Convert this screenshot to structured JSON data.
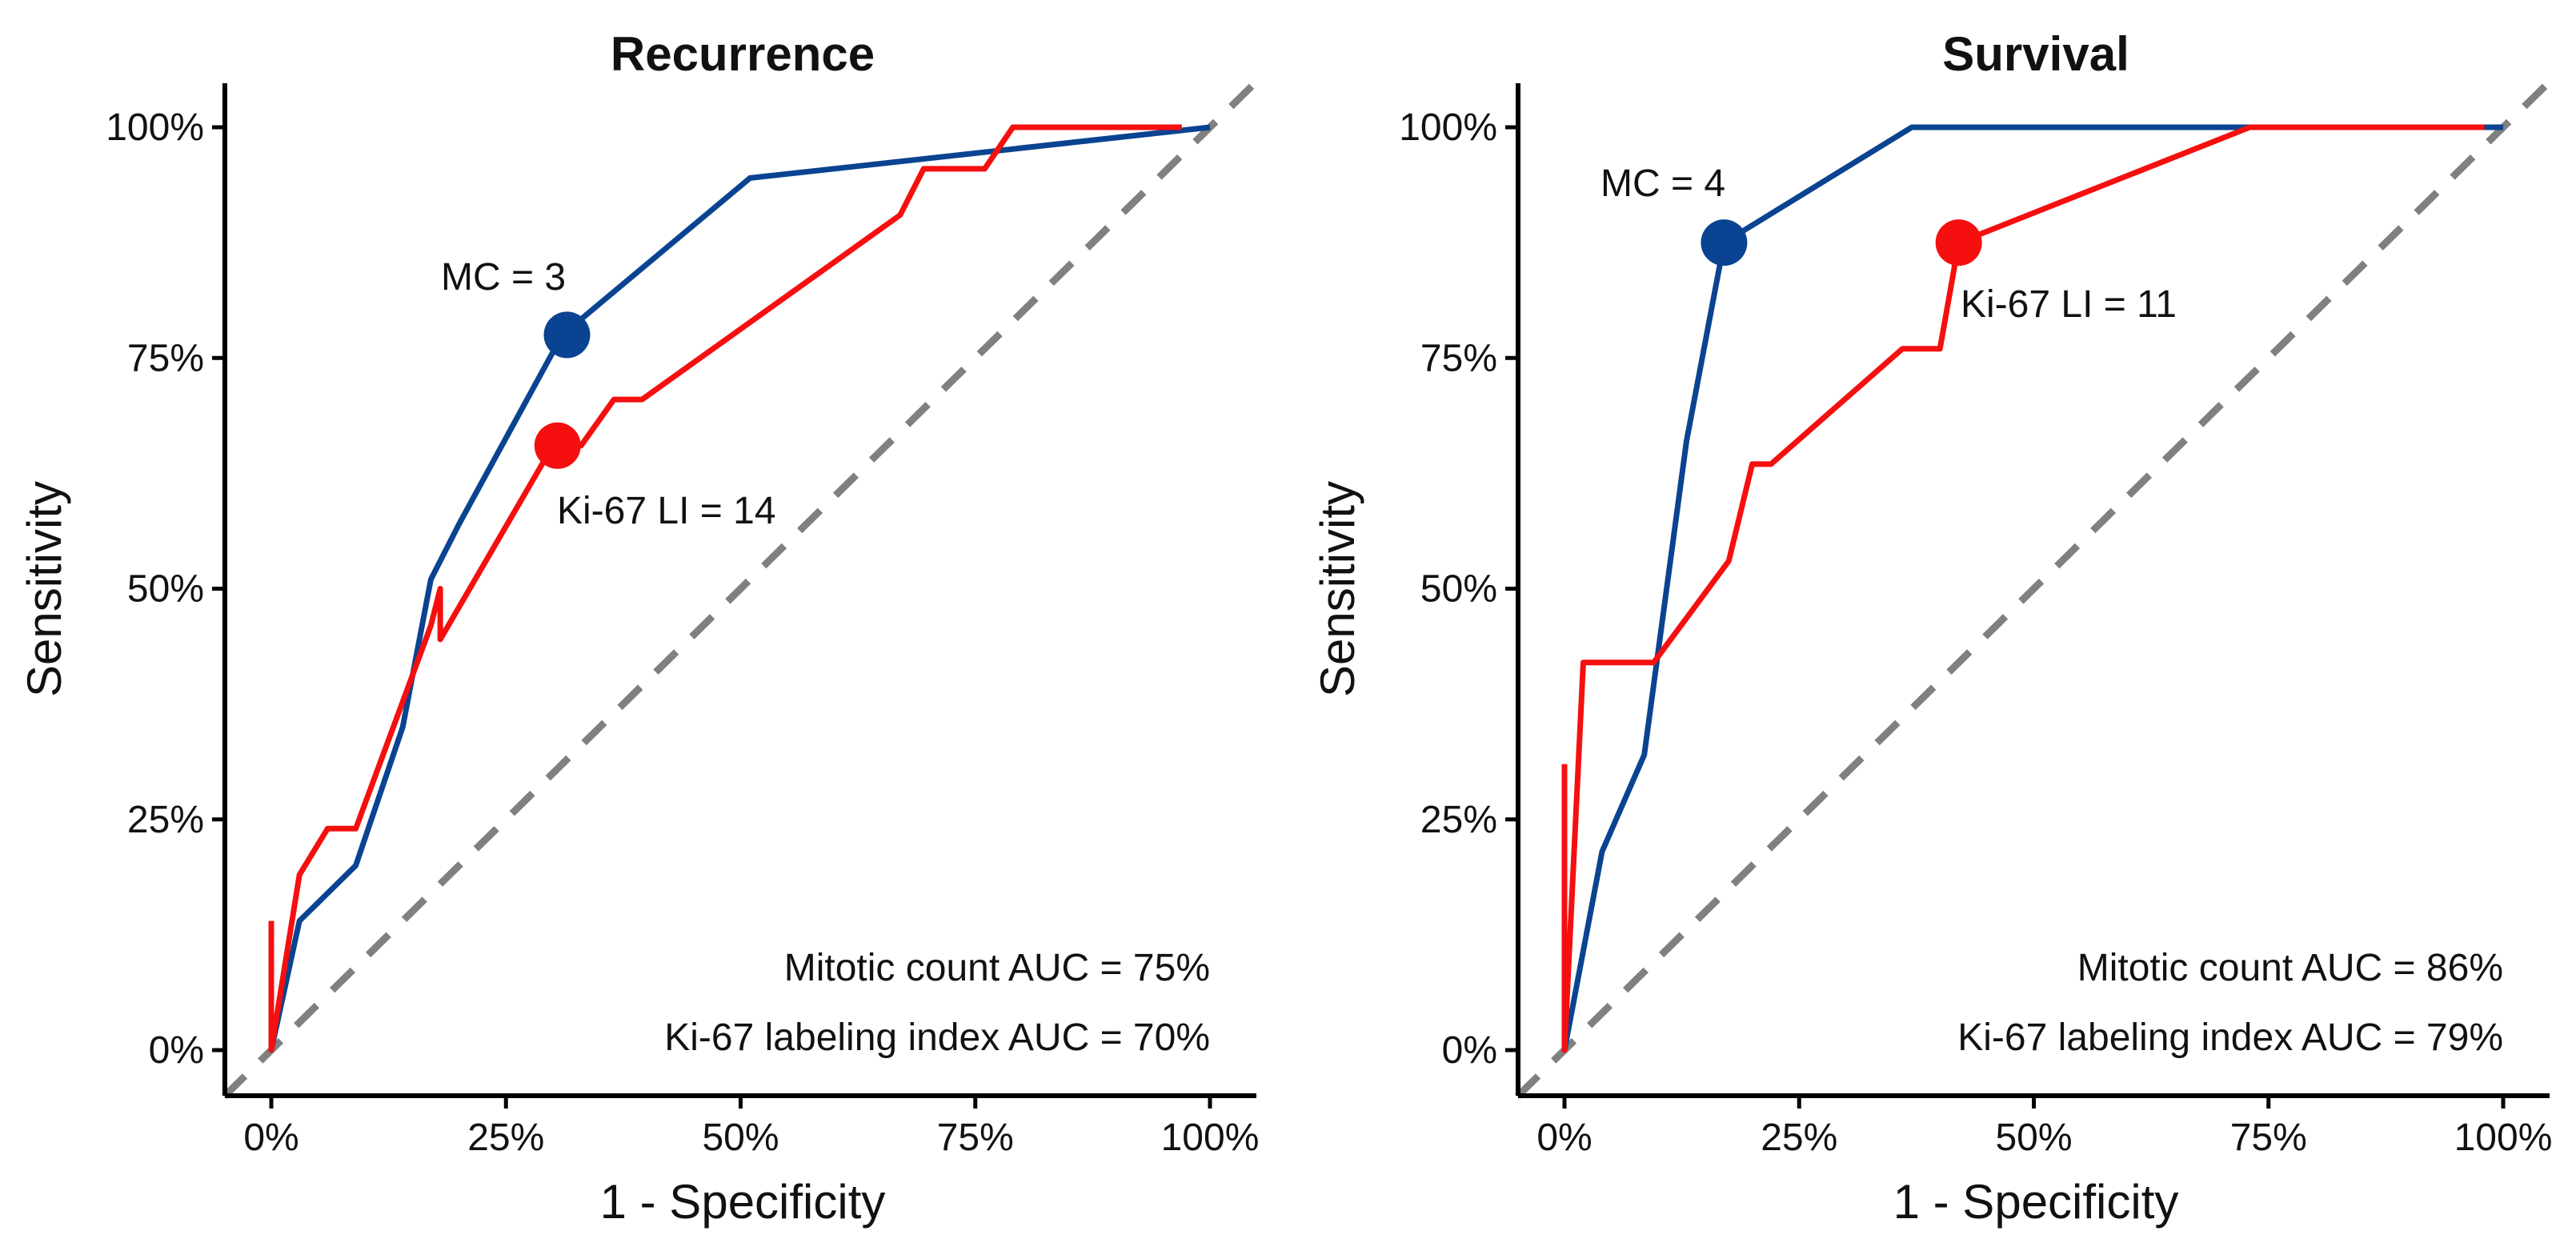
{
  "chart_data": [
    {
      "type": "line",
      "title": "Recurrence",
      "xlabel": "1 - Specificity",
      "ylabel": "Sensitivity",
      "xlim": [
        -0.05,
        1.05
      ],
      "ylim": [
        -0.05,
        1.05
      ],
      "x_ticks": [
        "0%",
        "25%",
        "50%",
        "75%",
        "100%"
      ],
      "y_ticks": [
        "0%",
        "25%",
        "50%",
        "75%",
        "100%"
      ],
      "diagonal_color": "#808080",
      "series": [
        {
          "name": "Mitotic count",
          "color": "#0a4391",
          "points": [
            [
              0,
              0
            ],
            [
              0.03,
              0.14
            ],
            [
              0.09,
              0.2
            ],
            [
              0.14,
              0.35
            ],
            [
              0.17,
              0.51
            ],
            [
              0.2,
              0.57
            ],
            [
              0.31,
              0.775
            ],
            [
              0.51,
              0.945
            ],
            [
              1.0,
              1.0
            ]
          ]
        },
        {
          "name": "Ki-67 labeling index",
          "color": "#f50f0f",
          "points": [
            [
              0,
              0.14
            ],
            [
              0,
              0
            ],
            [
              0.03,
              0.19
            ],
            [
              0.06,
              0.24
            ],
            [
              0.09,
              0.24
            ],
            [
              0.17,
              0.46
            ],
            [
              0.18,
              0.5
            ],
            [
              0.18,
              0.445
            ],
            [
              0.3,
              0.655
            ],
            [
              0.33,
              0.655
            ],
            [
              0.365,
              0.705
            ],
            [
              0.395,
              0.705
            ],
            [
              0.67,
              0.905
            ],
            [
              0.695,
              0.955
            ],
            [
              0.76,
              0.955
            ],
            [
              0.79,
              1.0
            ],
            [
              0.97,
              1.0
            ]
          ]
        }
      ],
      "cutpoints": [
        {
          "label": "MC = 3",
          "x": 0.315,
          "y": 0.775,
          "color": "#0a4391"
        },
        {
          "label": "Ki-67 LI = 14",
          "x": 0.305,
          "y": 0.655,
          "color": "#f50f0f"
        }
      ],
      "auc_lines": [
        "Mitotic count AUC = 75%",
        "Ki-67 labeling index AUC = 70%"
      ]
    },
    {
      "type": "line",
      "title": "Survival",
      "xlabel": "1 - Specificity",
      "ylabel": "Sensitivity",
      "xlim": [
        -0.05,
        1.05
      ],
      "ylim": [
        -0.05,
        1.05
      ],
      "x_ticks": [
        "0%",
        "25%",
        "50%",
        "75%",
        "100%"
      ],
      "y_ticks": [
        "0%",
        "25%",
        "50%",
        "75%",
        "100%"
      ],
      "diagonal_color": "#808080",
      "series": [
        {
          "name": "Mitotic count",
          "color": "#0a4391",
          "points": [
            [
              0,
              0
            ],
            [
              0.04,
              0.215
            ],
            [
              0.085,
              0.32
            ],
            [
              0.13,
              0.66
            ],
            [
              0.17,
              0.875
            ],
            [
              0.37,
              1.0
            ],
            [
              1.0,
              1.0
            ]
          ]
        },
        {
          "name": "Ki-67 labeling index",
          "color": "#f50f0f",
          "points": [
            [
              0,
              0.31
            ],
            [
              0,
              0
            ],
            [
              0.02,
              0.42
            ],
            [
              0.095,
              0.42
            ],
            [
              0.175,
              0.53
            ],
            [
              0.2,
              0.635
            ],
            [
              0.22,
              0.635
            ],
            [
              0.36,
              0.76
            ],
            [
              0.4,
              0.76
            ],
            [
              0.42,
              0.875
            ],
            [
              0.73,
              1.0
            ],
            [
              0.98,
              1.0
            ]
          ]
        }
      ],
      "cutpoints": [
        {
          "label": "MC = 4",
          "x": 0.17,
          "y": 0.875,
          "color": "#0a4391"
        },
        {
          "label": "Ki-67 LI = 11",
          "x": 0.42,
          "y": 0.875,
          "color": "#f50f0f"
        }
      ],
      "auc_lines": [
        "Mitotic count AUC = 86%",
        "Ki-67 labeling index AUC = 79%"
      ]
    }
  ]
}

· · · · ·

## THE EXERCISE
Which lines in the records above contain the string "Mitotic"? Copy each one.

## RIGHT ANSWER
          "name": "Mitotic count",
        "Mitotic count AUC = 75%",
          "name": "Mitotic count",
        "Mitotic count AUC = 86%",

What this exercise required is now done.